Tasks to perform —
[a] In the article on Zuckerberg's Hawaii bunker, quote the passage starting at "He also explained" and ending at "closer to home.".
[b] Condense the paragraph beginning "After the news of Zuckerberg's bunker broke" in the article on Zuckerberg's Hawaii bunker, keeping its main facts.

━━ Page extract ━━

Mark Zuckerberg took a moment to address claims that he is building a massive bunker beneath his Hawaii compound.
While speaking with Bloomberg, the Meta CEO was asked about the WIRED report from last year that found that he would have a 5,000-square-foot bunker under his Kauai property.
“That’s just like a little shelter,” he told The Circuit’s Emily Chang. “Whatever you want to call it, hurricane shelter whatever. I think it got like, blown out of proportion as if like the whole ranch was some kind of like doomsday bunker, which is just not true.”
He also explained that he and wife Priscilla Chan’s compound in Hawaii is meant for ranching, and his goal was to “try to create the highest quality beef in the world.”
“The Kauai thing is really fun,” he said. “We have this whole vertical integration plan where we’re growing macadamia nuts to feed the macadamia meal, and we’re brewing beer because that helps them eat more. That’s fun.”
After the news of Zuckerberg’s bunker broke, other one-percenters followed suit. Those who can afford to do everything they can for self-preservation are doing so more than ever in times of escalating armed conflicts around the world and mass shootings closer to home.
“It got really busy, and it seems like the phone hasn’t stopped ringing; World War III seems like it’s coming,” Ron Hubbard, CEO of Texas-based Atlas Survival Shelters told The Hollywood Reporter in a story published in February. He added that the tech CEO’s bunker news “caused a buying frenzy.”

━━━
━━ Supplied records ━━

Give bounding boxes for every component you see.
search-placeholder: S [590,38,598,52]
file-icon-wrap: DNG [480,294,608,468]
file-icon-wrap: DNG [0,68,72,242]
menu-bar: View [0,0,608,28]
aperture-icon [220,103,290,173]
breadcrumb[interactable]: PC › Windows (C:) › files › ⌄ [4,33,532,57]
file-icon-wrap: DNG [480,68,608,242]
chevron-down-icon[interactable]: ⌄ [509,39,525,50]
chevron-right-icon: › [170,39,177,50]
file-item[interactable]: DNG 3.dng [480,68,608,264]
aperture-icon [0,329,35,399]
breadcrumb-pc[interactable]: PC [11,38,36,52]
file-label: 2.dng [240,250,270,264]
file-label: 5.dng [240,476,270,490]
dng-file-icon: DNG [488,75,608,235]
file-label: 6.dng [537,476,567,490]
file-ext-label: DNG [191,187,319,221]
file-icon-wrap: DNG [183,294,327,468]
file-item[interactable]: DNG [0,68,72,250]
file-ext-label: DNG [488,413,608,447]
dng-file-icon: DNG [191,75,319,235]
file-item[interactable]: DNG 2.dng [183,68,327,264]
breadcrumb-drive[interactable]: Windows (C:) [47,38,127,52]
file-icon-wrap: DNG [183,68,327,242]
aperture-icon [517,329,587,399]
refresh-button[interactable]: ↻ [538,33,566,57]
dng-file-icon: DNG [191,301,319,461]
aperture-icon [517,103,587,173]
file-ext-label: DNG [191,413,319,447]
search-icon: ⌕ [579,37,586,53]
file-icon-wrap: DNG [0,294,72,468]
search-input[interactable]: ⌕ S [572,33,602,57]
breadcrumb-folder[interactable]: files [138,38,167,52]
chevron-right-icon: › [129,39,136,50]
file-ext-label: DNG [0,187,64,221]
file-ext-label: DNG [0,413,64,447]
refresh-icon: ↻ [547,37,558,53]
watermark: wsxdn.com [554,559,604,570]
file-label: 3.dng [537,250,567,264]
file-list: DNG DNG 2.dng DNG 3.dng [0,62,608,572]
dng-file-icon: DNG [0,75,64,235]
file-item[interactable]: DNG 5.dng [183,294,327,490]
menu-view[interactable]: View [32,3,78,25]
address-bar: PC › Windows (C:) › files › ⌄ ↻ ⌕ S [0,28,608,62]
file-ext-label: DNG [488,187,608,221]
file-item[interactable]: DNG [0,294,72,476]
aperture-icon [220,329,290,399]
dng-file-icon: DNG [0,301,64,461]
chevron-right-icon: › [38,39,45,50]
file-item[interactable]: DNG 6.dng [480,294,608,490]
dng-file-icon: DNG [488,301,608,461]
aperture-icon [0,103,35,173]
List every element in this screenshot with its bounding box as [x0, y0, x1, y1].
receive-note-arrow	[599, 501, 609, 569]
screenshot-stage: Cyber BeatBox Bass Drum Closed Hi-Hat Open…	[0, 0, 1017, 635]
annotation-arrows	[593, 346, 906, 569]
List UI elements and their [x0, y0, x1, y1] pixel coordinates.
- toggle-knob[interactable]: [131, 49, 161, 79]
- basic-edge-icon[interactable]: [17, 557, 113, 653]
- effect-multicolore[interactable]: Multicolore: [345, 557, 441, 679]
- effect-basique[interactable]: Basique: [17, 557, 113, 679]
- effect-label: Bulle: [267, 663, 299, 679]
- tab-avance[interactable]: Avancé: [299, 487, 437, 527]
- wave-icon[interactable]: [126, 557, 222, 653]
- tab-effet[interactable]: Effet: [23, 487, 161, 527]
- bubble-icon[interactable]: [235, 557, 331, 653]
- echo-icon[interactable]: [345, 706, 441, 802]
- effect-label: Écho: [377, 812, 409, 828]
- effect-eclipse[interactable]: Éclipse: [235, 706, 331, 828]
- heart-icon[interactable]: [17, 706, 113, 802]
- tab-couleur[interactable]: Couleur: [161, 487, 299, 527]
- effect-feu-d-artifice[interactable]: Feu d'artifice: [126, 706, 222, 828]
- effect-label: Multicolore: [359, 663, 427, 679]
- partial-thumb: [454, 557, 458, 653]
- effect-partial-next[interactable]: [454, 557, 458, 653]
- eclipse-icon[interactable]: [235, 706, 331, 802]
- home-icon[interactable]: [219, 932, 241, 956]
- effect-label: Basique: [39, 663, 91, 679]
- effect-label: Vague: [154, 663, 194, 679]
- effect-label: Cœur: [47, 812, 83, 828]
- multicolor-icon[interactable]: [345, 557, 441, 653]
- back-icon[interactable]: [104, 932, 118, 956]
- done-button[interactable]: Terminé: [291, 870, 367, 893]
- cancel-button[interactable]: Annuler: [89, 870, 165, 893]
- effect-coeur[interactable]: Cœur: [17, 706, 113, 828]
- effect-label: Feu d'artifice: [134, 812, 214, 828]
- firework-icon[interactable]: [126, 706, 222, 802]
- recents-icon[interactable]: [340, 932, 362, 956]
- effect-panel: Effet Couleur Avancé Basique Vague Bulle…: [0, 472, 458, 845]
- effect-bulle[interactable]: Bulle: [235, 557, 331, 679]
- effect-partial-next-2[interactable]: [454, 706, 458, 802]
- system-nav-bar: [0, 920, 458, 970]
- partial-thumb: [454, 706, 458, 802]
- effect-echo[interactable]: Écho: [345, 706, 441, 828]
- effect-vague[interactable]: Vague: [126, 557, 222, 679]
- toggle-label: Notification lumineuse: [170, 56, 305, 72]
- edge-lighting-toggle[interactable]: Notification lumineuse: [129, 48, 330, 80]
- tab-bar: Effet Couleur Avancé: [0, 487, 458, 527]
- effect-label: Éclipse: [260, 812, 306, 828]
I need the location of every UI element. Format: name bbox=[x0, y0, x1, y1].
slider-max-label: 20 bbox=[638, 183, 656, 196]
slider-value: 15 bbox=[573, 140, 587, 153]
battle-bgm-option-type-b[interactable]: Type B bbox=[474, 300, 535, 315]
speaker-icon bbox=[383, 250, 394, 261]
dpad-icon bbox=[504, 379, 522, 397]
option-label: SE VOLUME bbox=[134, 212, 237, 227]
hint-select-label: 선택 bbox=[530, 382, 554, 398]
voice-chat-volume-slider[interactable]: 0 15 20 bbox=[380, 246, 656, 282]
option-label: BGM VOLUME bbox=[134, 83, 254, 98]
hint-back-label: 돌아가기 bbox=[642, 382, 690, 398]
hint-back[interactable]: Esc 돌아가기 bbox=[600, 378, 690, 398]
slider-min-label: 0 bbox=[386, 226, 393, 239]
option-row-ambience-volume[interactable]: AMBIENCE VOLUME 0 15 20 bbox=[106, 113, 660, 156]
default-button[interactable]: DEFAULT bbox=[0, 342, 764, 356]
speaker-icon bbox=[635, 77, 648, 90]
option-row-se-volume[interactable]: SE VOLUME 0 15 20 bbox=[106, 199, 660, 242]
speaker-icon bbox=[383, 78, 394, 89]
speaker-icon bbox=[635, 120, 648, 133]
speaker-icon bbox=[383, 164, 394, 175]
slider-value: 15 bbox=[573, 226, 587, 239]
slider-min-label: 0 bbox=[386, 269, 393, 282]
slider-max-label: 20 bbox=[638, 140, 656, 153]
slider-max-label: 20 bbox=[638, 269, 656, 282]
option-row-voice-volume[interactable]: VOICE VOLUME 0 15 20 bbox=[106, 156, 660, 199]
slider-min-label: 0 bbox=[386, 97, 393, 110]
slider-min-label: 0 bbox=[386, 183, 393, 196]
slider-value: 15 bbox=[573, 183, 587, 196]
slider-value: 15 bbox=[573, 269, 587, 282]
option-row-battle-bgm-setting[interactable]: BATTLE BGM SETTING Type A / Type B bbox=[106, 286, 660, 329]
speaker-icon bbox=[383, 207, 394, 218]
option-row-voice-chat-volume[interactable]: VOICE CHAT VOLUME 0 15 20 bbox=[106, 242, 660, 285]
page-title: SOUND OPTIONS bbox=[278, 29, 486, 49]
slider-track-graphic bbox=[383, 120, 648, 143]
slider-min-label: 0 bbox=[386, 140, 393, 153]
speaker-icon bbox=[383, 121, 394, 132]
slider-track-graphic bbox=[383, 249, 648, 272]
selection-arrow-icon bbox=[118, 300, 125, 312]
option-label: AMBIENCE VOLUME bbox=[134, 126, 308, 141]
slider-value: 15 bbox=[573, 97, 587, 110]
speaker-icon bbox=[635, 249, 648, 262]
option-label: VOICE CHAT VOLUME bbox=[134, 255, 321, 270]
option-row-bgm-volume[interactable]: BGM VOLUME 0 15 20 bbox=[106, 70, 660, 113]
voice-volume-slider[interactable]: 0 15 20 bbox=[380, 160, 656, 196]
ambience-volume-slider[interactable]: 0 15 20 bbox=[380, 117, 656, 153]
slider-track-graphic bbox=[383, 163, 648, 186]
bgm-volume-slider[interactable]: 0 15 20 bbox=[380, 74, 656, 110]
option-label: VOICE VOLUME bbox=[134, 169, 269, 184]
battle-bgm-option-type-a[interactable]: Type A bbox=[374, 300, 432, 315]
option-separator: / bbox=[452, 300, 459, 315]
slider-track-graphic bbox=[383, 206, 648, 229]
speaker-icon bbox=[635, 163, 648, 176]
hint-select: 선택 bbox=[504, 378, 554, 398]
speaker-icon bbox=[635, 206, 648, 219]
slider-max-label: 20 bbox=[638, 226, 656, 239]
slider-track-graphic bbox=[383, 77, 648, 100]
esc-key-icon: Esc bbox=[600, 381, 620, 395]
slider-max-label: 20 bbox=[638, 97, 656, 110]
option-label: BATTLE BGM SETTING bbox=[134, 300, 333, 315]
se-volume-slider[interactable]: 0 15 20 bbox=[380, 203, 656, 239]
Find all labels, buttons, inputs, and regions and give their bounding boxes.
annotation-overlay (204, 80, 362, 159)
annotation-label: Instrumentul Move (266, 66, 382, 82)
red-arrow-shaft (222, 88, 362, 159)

━━━

Written answers —
[a]
He also explained that he and wife Priscilla Chan’s compound in Hawaii is meant for ranching, and his goal was to “try to create the highest quality beef in the world.”
“The Kauai thing is really fun,” he said. “We have this whole vertical integration plan where we’re growing macadamia nuts to feed the macadamia meal, and we’re brewing beer because that helps them eat more. That’s fun.”
After the news of Zuckerberg’s bunker broke, other one-percenters followed suit. Those who can afford to do everything they can for self-preservation are doing so more than ever in times of escalating armed conflicts around the world and mass shootings closer to home.

[b] Once the Zuckerberg bunker news came out, other one-percenters did the same. People who can afford it are doing more than ever to protect themselves as armed conflicts escalate worldwide and mass shootings happen closer to home.